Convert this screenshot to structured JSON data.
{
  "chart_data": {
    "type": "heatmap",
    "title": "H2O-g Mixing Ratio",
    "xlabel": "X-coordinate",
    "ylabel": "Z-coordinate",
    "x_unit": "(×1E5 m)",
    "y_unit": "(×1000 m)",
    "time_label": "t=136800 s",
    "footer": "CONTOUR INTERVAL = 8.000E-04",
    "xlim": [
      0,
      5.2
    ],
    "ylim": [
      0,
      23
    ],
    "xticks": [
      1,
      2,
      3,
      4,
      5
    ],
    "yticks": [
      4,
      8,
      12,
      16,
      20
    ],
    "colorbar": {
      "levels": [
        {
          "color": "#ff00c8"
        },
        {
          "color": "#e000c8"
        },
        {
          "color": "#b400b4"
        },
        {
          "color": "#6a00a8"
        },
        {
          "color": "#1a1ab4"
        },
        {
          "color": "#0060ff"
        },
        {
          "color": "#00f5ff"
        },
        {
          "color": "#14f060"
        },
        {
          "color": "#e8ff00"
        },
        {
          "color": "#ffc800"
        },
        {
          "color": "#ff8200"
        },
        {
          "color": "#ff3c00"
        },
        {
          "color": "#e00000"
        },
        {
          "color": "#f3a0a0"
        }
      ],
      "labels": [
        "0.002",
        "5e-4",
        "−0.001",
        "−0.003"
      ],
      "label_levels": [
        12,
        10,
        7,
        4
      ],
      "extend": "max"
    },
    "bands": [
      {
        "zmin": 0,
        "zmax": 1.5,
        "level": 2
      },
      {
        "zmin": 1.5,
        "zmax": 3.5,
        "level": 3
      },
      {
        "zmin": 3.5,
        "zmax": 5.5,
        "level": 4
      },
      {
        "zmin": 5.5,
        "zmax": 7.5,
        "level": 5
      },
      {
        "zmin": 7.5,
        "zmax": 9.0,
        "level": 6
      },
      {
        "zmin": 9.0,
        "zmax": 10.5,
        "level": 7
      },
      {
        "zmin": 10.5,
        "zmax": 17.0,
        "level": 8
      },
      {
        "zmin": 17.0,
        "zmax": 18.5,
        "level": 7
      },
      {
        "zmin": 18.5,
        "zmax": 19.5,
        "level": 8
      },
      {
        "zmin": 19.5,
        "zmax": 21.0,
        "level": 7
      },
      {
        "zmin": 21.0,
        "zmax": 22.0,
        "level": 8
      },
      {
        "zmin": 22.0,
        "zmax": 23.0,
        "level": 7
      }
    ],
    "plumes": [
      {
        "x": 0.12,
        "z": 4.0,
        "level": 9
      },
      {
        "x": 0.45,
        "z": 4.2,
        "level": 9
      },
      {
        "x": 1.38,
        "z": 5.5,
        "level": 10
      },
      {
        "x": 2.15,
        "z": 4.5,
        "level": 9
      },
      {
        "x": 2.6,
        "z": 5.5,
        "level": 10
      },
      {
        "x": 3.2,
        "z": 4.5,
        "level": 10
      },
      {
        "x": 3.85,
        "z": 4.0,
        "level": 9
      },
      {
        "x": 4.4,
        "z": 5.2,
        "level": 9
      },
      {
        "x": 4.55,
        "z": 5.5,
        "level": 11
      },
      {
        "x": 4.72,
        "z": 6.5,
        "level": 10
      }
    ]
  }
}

--------------------------------------------------

Scan the lines for the string "zmax". Copy out each line that matches.

- Response to this task
        "zmax": 1.5,
        "zmax": 3.5,
        "zmax": 5.5,
        "zmax": 7.5,
        "zmax": 9.0,
        "zmax": 10.5,
        "zmax": 17.0,
        "zmax": 18.5,
        "zmax": 19.5,
        "zmax": 21.0,
        "zmax": 22.0,
        "zmax": 23.0,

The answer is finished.